● GOAL
From the listing below, pick out each line with the word "JSON".

# start of DATASET ROWS

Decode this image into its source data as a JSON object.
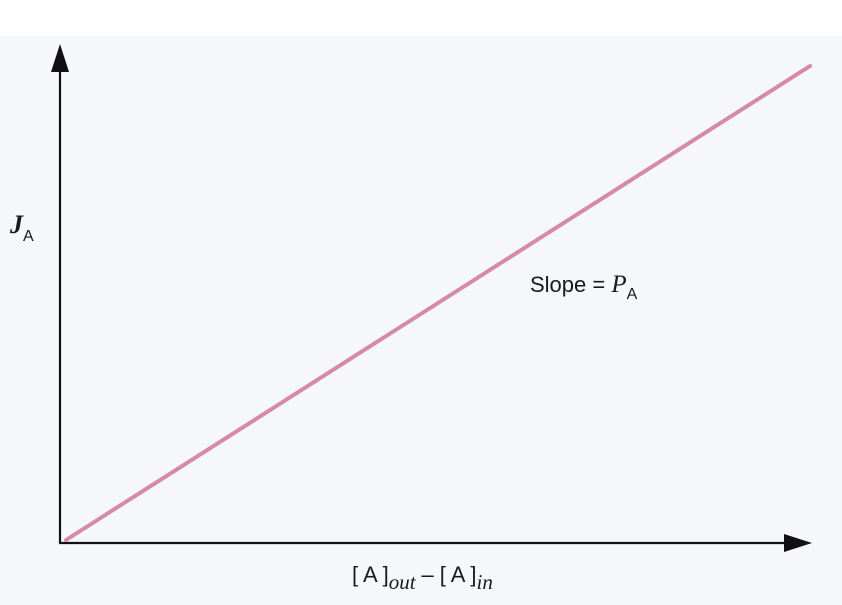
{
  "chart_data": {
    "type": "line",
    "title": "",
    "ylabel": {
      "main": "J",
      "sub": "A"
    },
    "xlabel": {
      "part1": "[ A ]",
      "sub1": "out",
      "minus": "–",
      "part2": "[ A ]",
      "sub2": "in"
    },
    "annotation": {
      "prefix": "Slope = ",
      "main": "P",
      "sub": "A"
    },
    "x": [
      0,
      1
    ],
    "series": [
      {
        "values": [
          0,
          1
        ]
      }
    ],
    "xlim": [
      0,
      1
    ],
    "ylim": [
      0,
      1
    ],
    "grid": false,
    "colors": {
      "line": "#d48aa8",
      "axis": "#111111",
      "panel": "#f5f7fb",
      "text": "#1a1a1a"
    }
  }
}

# end of DATASET ROWS
# start of DATASET ROWS

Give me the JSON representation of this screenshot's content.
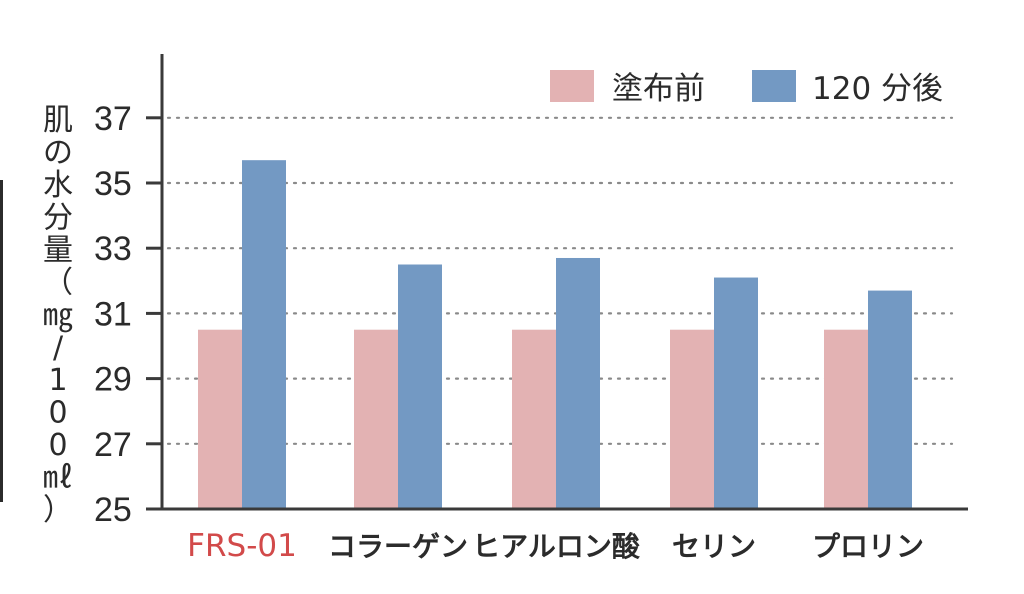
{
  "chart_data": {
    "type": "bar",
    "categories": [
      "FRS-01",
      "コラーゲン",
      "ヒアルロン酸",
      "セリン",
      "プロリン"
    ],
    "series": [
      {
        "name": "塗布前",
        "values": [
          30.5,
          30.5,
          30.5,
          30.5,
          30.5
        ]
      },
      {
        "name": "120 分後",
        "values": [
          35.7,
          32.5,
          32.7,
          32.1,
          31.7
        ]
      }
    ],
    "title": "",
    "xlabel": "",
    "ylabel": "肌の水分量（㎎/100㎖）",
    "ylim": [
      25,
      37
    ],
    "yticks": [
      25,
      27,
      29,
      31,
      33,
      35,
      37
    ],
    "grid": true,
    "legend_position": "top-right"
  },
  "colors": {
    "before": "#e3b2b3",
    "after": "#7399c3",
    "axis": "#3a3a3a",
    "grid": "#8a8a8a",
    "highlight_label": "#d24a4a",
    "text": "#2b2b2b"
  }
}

# end of DATASET ROWS

● THE RESPONSE
Decode this image into its source data as a JSON object.
Give me the JSON representation of this screenshot's content.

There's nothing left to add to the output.